Exercise details:
The entries below contain pictures. Retype everything except those pictures, exactly as given.

Provided information:
......

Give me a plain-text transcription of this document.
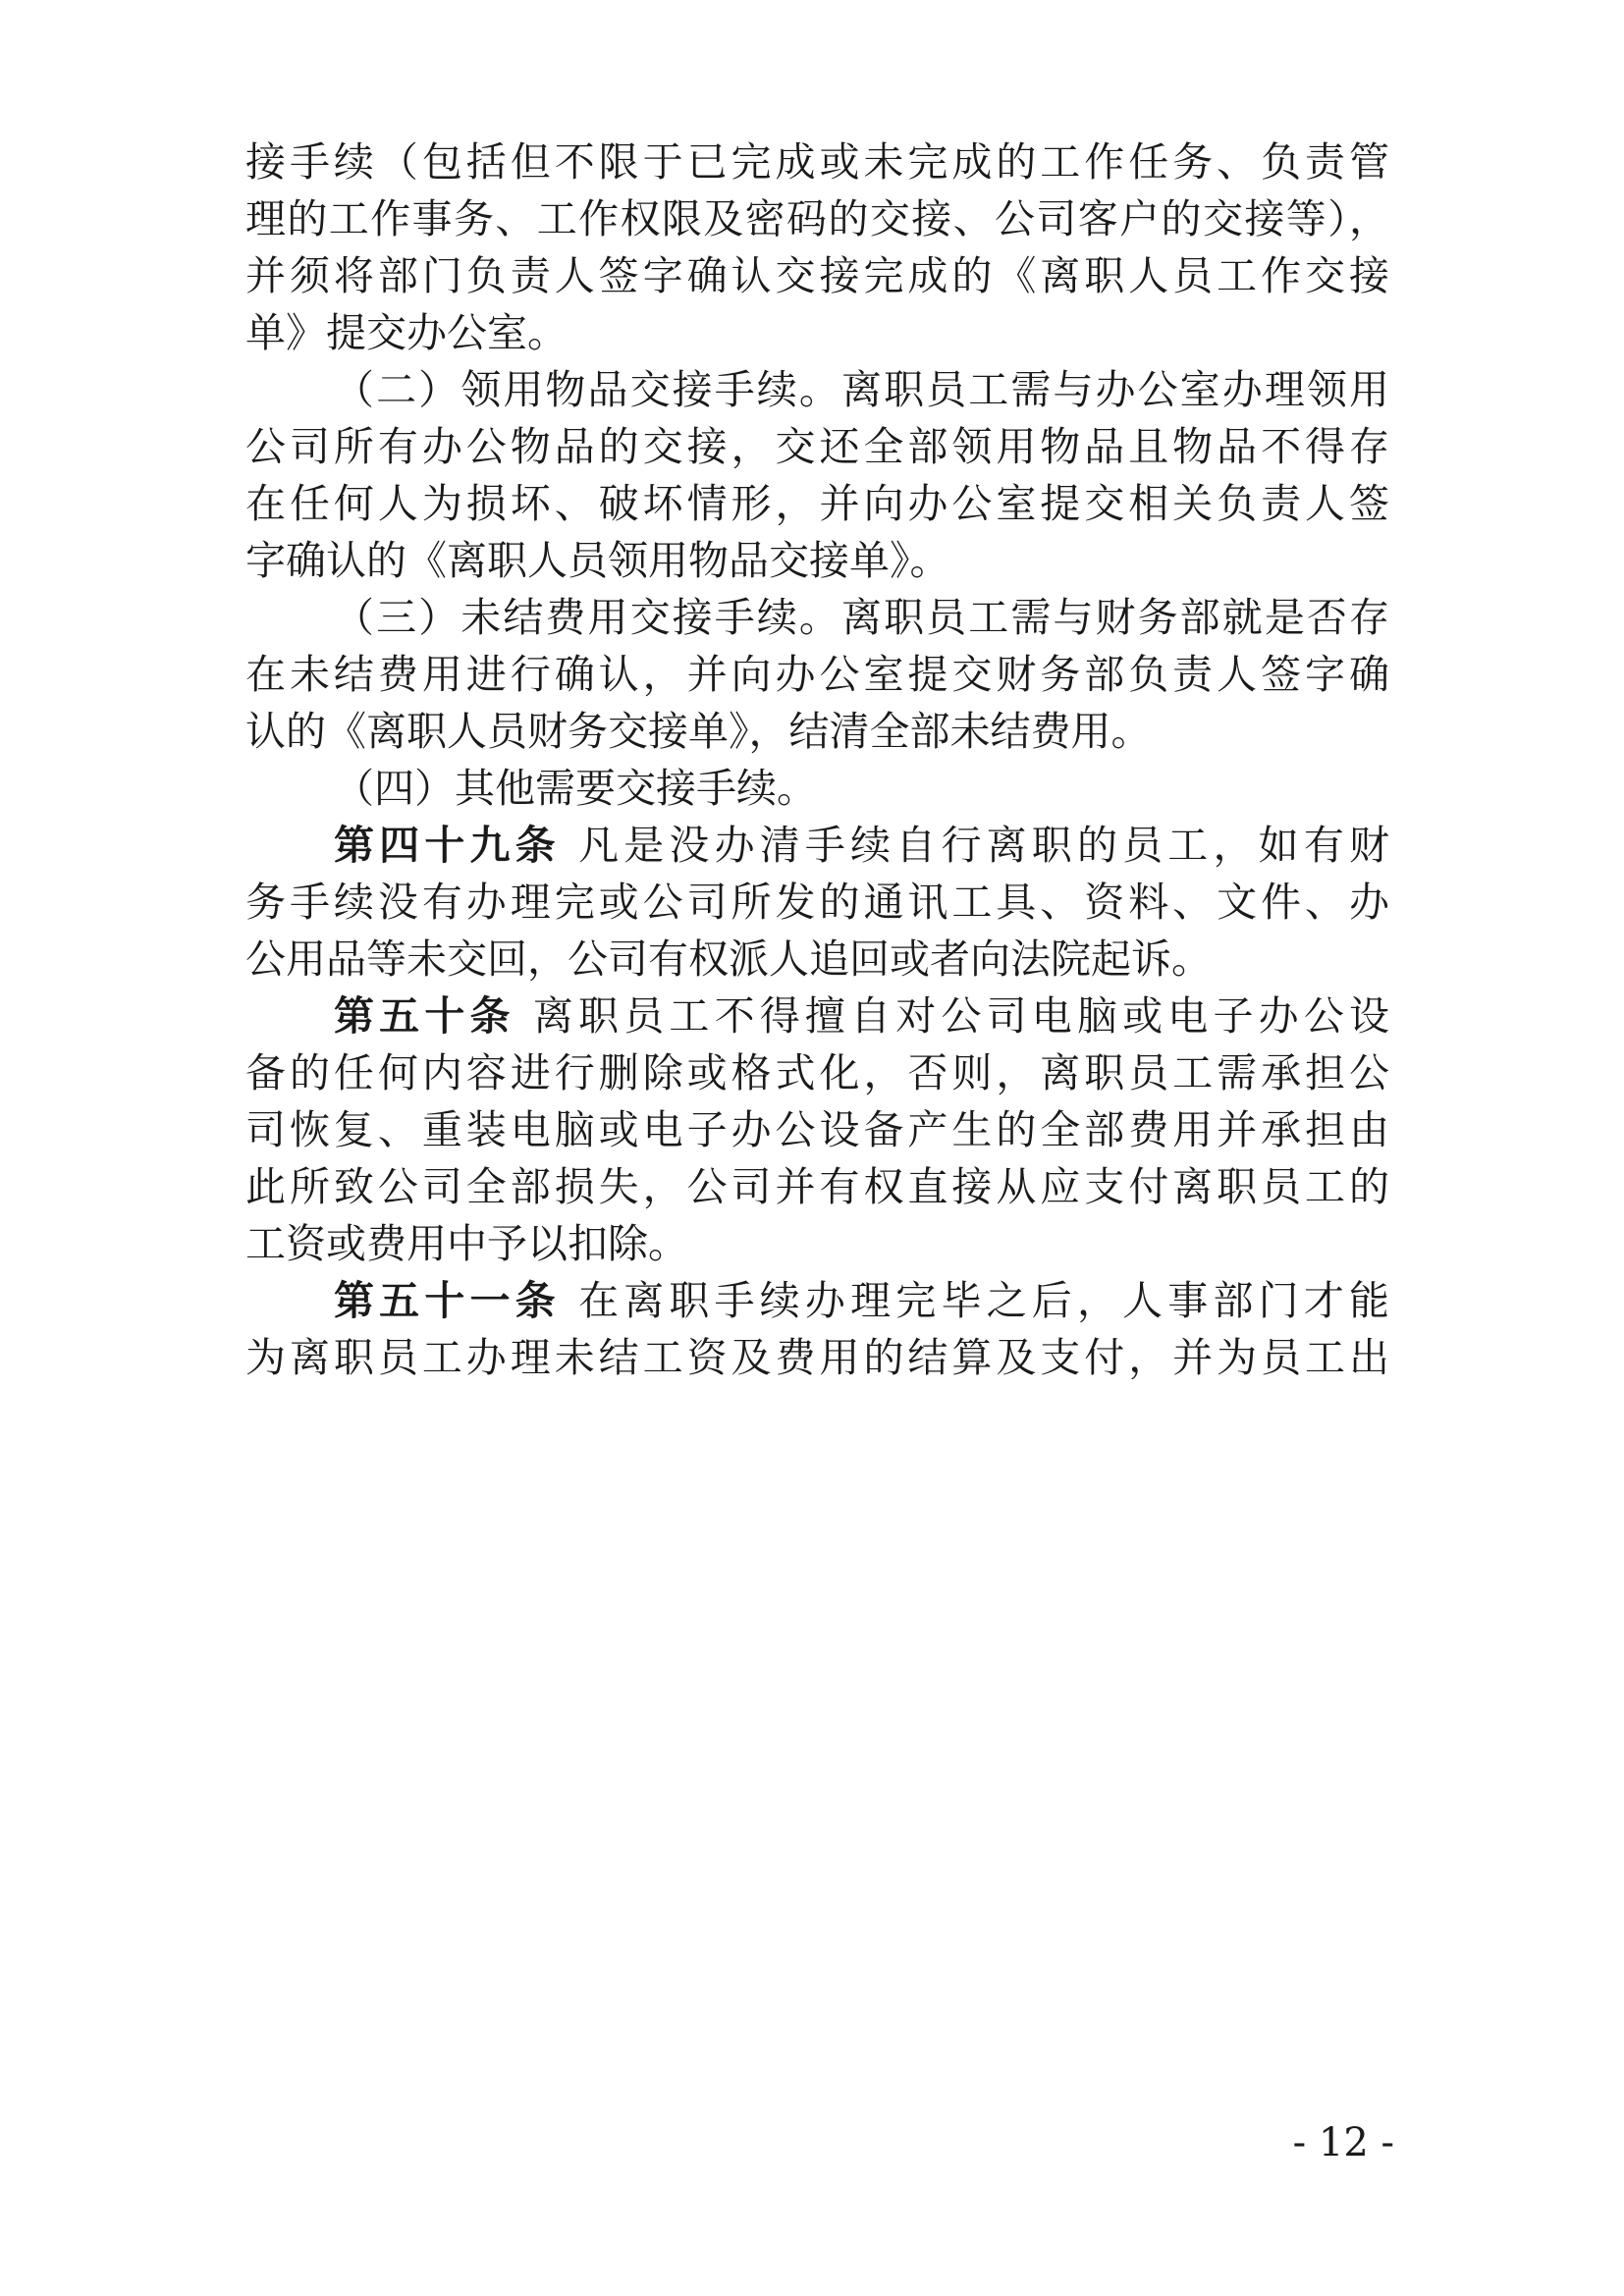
接手续（包括但不限于已完成或未完成的工作任务、负责管
理的工作事务、工作权限及密码的交接、公司客户的交接等），
并须将部门负责人签字确认交接完成的《离职人员工作交接
单》提交办公室。
（二）领用物品交接手续。离职员工需与办公室办理领用
公司所有办公物品的交接，交还全部领用物品且物品不得存
在任何人为损坏、破坏情形，并向办公室提交相关负责人签
字确认的《离职人员领用物品交接单》。
（三）未结费用交接手续。离职员工需与财务部就是否存
在未结费用进行确认，并向办公室提交财务部负责人签字确
认的《离职人员财务交接单》，结清全部未结费用。
（四）其他需要交接手续。
第四十九条 凡是没办清手续自行离职的员工，如有财
务手续没有办理完或公司所发的通讯工具、资料、文件、办
公用品等未交回，公司有权派人追回或者向法院起诉。
第五十条 离职员工不得擅自对公司电脑或电子办公设
备的任何内容进行删除或格式化，否则，离职员工需承担公
司恢复、重装电脑或电子办公设备产生的全部费用并承担由
此所致公司全部损失，公司并有权直接从应支付离职员工的
工资或费用中予以扣除。
第五十一条 在离职手续办理完毕之后，人事部门才能
为离职员工办理未结工资及费用的结算及支付，并为员工出
- 12 -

......

Answer to the task:
Give me a plain-text transcription of this document.
接手续（包括但不限于已完成或未完成的工作任务、负责管
理的工作事务、工作权限及密码的交接、公司客户的交接等），
并须将部门负责人签字确认交接完成的《离职人员工作交接
单》提交办公室。
（二）领用物品交接手续。离职员工需与办公室办理领用
公司所有办公物品的交接，交还全部领用物品且物品不得存
在任何人为损坏、破坏情形，并向办公室提交相关负责人签
字确认的《离职人员领用物品交接单》。
（三）未结费用交接手续。离职员工需与财务部就是否存
在未结费用进行确认，并向办公室提交财务部负责人签字确
认的《离职人员财务交接单》，结清全部未结费用。
（四）其他需要交接手续。
第四十九条 凡是没办清手续自行离职的员工，如有财
务手续没有办理完或公司所发的通讯工具、资料、文件、办
公用品等未交回，公司有权派人追回或者向法院起诉。
第五十条 离职员工不得擅自对公司电脑或电子办公设
备的任何内容进行删除或格式化，否则，离职员工需承担公
司恢复、重装电脑或电子办公设备产生的全部费用并承担由
此所致公司全部损失，公司并有权直接从应支付离职员工的
工资或费用中予以扣除。
第五十一条 在离职手续办理完毕之后，人事部门才能
为离职员工办理未结工资及费用的结算及支付，并为员工出
- 12 -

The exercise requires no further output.